◆ Problem to solve
Please output the items from the line with "- xml-id-radio[interactable]: [430, 1293, 440, 1302]" up to and including the line with "- bleed-bottom-input[interactable]: 0: [187, 261, 233, 280]", copied line for line and character for character, with no other lines.

◆ Records shown
* Begin *
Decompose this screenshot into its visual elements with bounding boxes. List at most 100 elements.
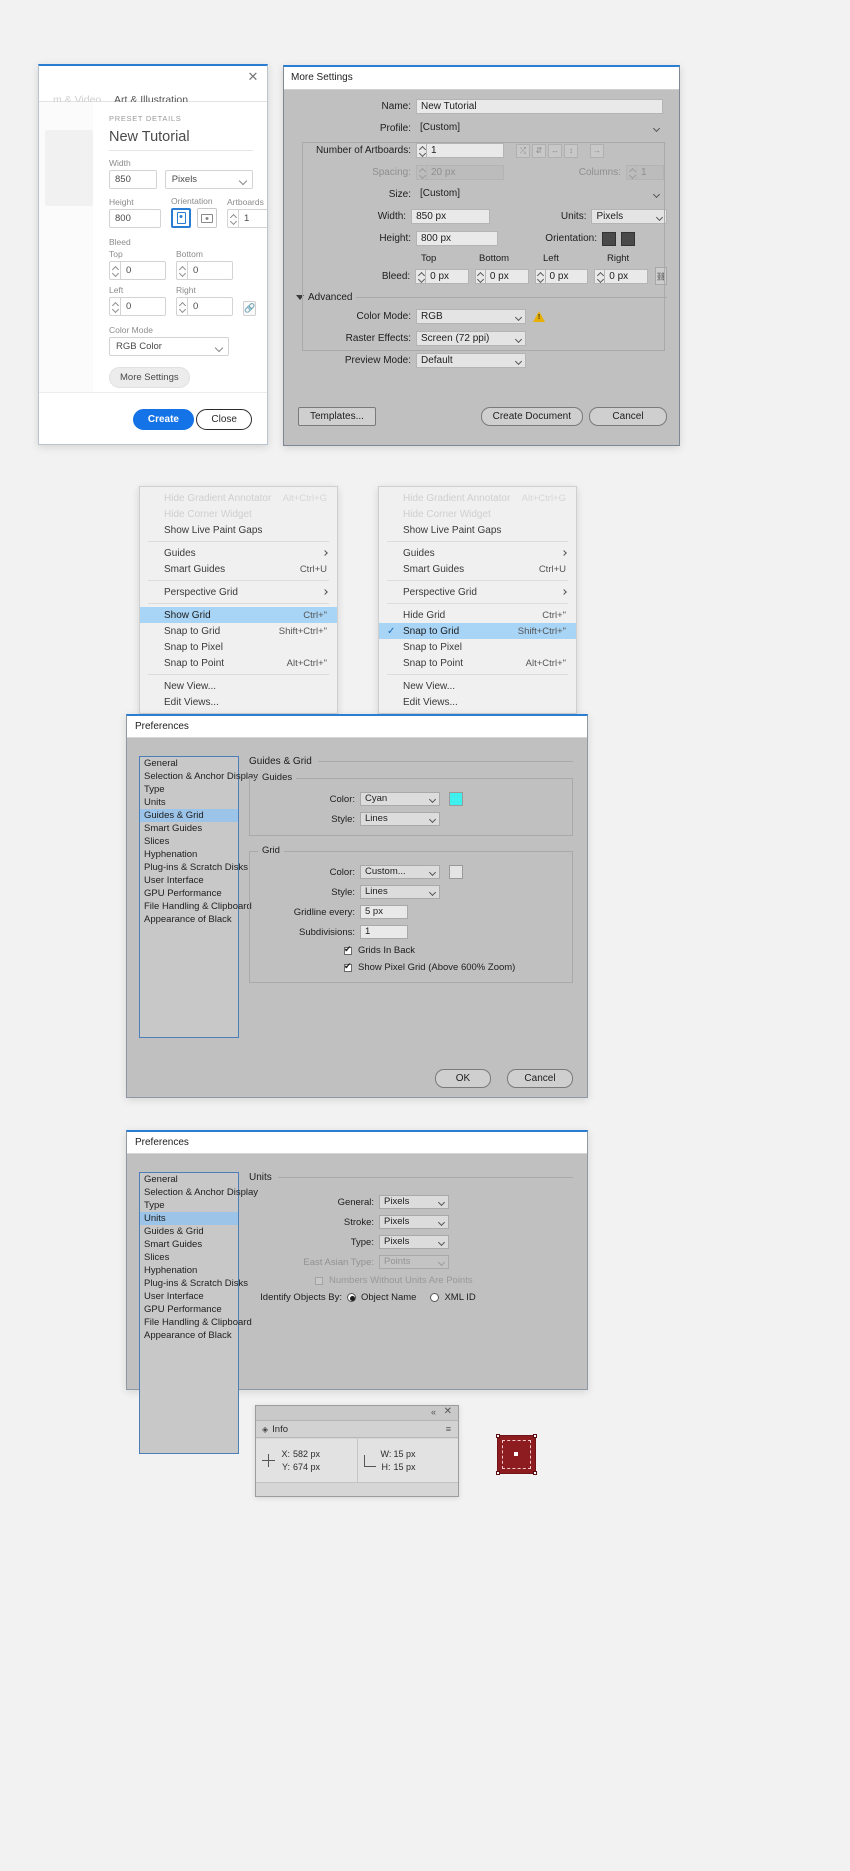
- xml-id-radio[interactable]: [430, 1293, 440, 1302]
- menu-item[interactable]: Smart Guides Ctrl+U: [379, 561, 576, 577]
- color-mode-select[interactable]: RGB Color: [109, 337, 229, 356]
- bleed-bottom-input[interactable]: 0: [187, 261, 233, 280]
- menu-item[interactable]: Smart Guides Ctrl+U: [140, 561, 337, 577]
- preset-name-input[interactable]: New Tutorial: [109, 129, 253, 151]
- artboards-stepper[interactable]: [227, 209, 238, 228]
- grids-in-back-checkbox[interactable]: [344, 944, 352, 955]
- guides-color-select[interactable]: Cyan: [360, 792, 440, 806]
- chevron-down-icon[interactable]: ◈: [262, 1425, 268, 1434]
- bleed-bottom-stepper[interactable]: [176, 261, 187, 280]
- grid-color-swatch[interactable]: [449, 865, 463, 879]
- menu-item[interactable]: New View...: [140, 678, 337, 694]
- menu-item[interactable]: Snap to Grid Shift+Ctrl+": [140, 623, 337, 639]
- preferences-category-item[interactable]: Plug-ins & Scratch Disks: [140, 861, 248, 874]
- selected-square-artwork[interactable]: [496, 1434, 537, 1475]
- preferences-category-item[interactable]: User Interface: [140, 874, 238, 887]
- preferences-category-list[interactable]: General Selection & Anchor Display Type Uni…: [139, 1172, 258, 1454]
- anchor-handle[interactable]: [533, 1434, 537, 1438]
- subdivisions-input[interactable]: 1: [360, 925, 408, 939]
- preferences-category-item[interactable]: Selection & Anchor Display: [140, 1186, 258, 1199]
- preferences-category-item[interactable]: User Interface: [140, 1290, 238, 1303]
- menu-item[interactable]: New View...: [379, 678, 576, 694]
- menu-item[interactable]: Perspective Grid: [140, 584, 337, 600]
- profile-select[interactable]: [Custom]: [416, 121, 663, 136]
- templates-button[interactable]: Templates...: [298, 407, 376, 426]
- preferences-category-item[interactable]: GPU Performance: [140, 887, 238, 900]
- cancel-button[interactable]: Cancel: [589, 407, 667, 426]
- close-button[interactable]: Close: [196, 409, 252, 430]
- info-tab-label[interactable]: Info: [272, 1424, 288, 1435]
- preferences-category-item[interactable]: General: [140, 1173, 238, 1186]
- anchor-handle[interactable]: [533, 1471, 537, 1475]
- preferences-category-item[interactable]: Type: [140, 1199, 238, 1212]
- preferences-category-item[interactable]: Units: [140, 1212, 238, 1225]
- preferences-category-list[interactable]: General Selection & Anchor Display Type Uni…: [139, 756, 258, 1038]
- menu-item[interactable]: Show Live Paint Gaps: [140, 522, 337, 538]
- units-stroke-select[interactable]: Pixels: [379, 1215, 449, 1229]
- menu-item[interactable]: Snap to Point Alt+Ctrl+": [379, 655, 576, 671]
- preferences-category-item[interactable]: Smart Guides: [140, 822, 238, 835]
- menu-item[interactable]: Edit Views...: [140, 694, 337, 710]
- pixel-grid-checkbox[interactable]: [344, 961, 352, 972]
- bleed-left-stepper[interactable]: [109, 297, 120, 316]
- preferences-category-item[interactable]: GPU Performance: [140, 1303, 238, 1316]
- grid-color-select[interactable]: Custom...: [360, 865, 440, 879]
- guides-color-swatch[interactable]: [449, 792, 463, 806]
- menu-item[interactable]: Guides: [140, 545, 337, 561]
- menu-item[interactable]: Guides: [379, 545, 576, 561]
- anchor-handle[interactable]: [496, 1434, 500, 1438]
- menu-item[interactable]: ✓ Snap to Grid Shift+Ctrl+": [379, 623, 576, 639]
- ok-button[interactable]: OK: [435, 1069, 491, 1088]
- orientation-portrait-button[interactable]: [171, 208, 191, 228]
- artboards-input[interactable]: 1: [238, 209, 267, 228]
- link-icon[interactable]: 🔗: [243, 301, 257, 316]
- preferences-category-item[interactable]: Appearance of Black: [140, 913, 238, 926]
- bleed-top-stepper[interactable]: [109, 261, 120, 280]
- close-icon[interactable]: ✕: [246, 70, 260, 84]
- preferences-category-item[interactable]: Units: [140, 796, 238, 809]
- close-icon[interactable]: ✕: [444, 1406, 452, 1417]
- chevron-double-up-icon[interactable]: «: [431, 1407, 436, 1417]
- preferences-category-item[interactable]: Hyphenation: [140, 1264, 238, 1277]
- preferences-category-item[interactable]: Guides & Grid: [140, 1225, 238, 1238]
- anchor-handle[interactable]: [496, 1471, 500, 1475]
- panel-menu-icon[interactable]: ≡: [446, 1424, 451, 1434]
- preview-mode-select[interactable]: Default: [416, 353, 526, 368]
- units-type-select[interactable]: Pixels: [379, 1235, 449, 1249]
- preferences-category-item[interactable]: Type: [140, 783, 238, 796]
- bleed-top-input[interactable]: 0: [120, 261, 166, 280]
- gridline-every-input[interactable]: 5 px: [360, 905, 408, 919]
- menu-item[interactable]: Snap to Pixel: [140, 639, 337, 655]
- bleed-right-input[interactable]: 0: [187, 297, 233, 316]
- menu-item[interactable]: Snap to Point Alt+Ctrl+": [140, 655, 337, 671]
- width-units-select[interactable]: Pixels: [164, 170, 253, 189]
- create-document-button[interactable]: Create Document: [480, 407, 583, 426]
- preferences-category-item[interactable]: File Handling & Clipboard: [140, 900, 252, 913]
- menu-item[interactable]: Perspective Grid: [379, 584, 576, 600]
- cancel-button[interactable]: Cancel: [507, 1069, 573, 1088]
- bleed-left-input[interactable]: 0: [120, 297, 166, 316]
- grid-style-select[interactable]: Lines: [360, 885, 440, 899]
- menu-item[interactable]: Snap to Pixel: [379, 639, 576, 655]
- units-general-select[interactable]: Pixels: [379, 1195, 449, 1209]
- orientation-landscape-button[interactable]: [197, 208, 217, 228]
- object-name-radio[interactable]: [347, 1293, 356, 1302]
- bleed-right-stepper[interactable]: [176, 297, 187, 316]
- preferences-category-item[interactable]: Hyphenation: [140, 848, 238, 861]
- name-input[interactable]: New Tutorial: [416, 99, 663, 114]
- guides-style-select[interactable]: Lines: [360, 812, 440, 826]
- height-input[interactable]: 800: [109, 209, 161, 228]
- create-button[interactable]: Create: [132, 409, 194, 430]
- preferences-category-item[interactable]: Slices: [140, 835, 238, 848]
- menu-item[interactable]: Hide Grid Ctrl+": [379, 607, 576, 623]
- preferences-category-item[interactable]: General: [140, 757, 238, 770]
- more-settings-button[interactable]: More Settings: [109, 367, 190, 388]
- width-input[interactable]: 850: [109, 170, 157, 189]
- menu-item[interactable]: Edit Views...: [379, 694, 576, 710]
- preferences-category-item[interactable]: Selection & Anchor Display: [140, 770, 258, 783]
- preferences-category-item[interactable]: Plug-ins & Scratch Disks: [140, 1277, 248, 1290]
- menu-item[interactable]: Show Live Paint Gaps: [379, 522, 576, 538]
- preferences-category-item[interactable]: File Handling & Clipboard: [140, 1316, 252, 1329]
- preferences-category-item[interactable]: Appearance of Black: [140, 1329, 238, 1342]
- preferences-category-item[interactable]: Guides & Grid: [140, 809, 238, 822]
* End *
◆ Completed task
- xml-id-radio[interactable]: [430, 1293, 440, 1302]
- menu-item[interactable]: Smart Guides Ctrl+U: [379, 561, 576, 577]
- color-mode-select[interactable]: RGB Color: [109, 337, 229, 356]
- bleed-bottom-input[interactable]: 0: [187, 261, 233, 280]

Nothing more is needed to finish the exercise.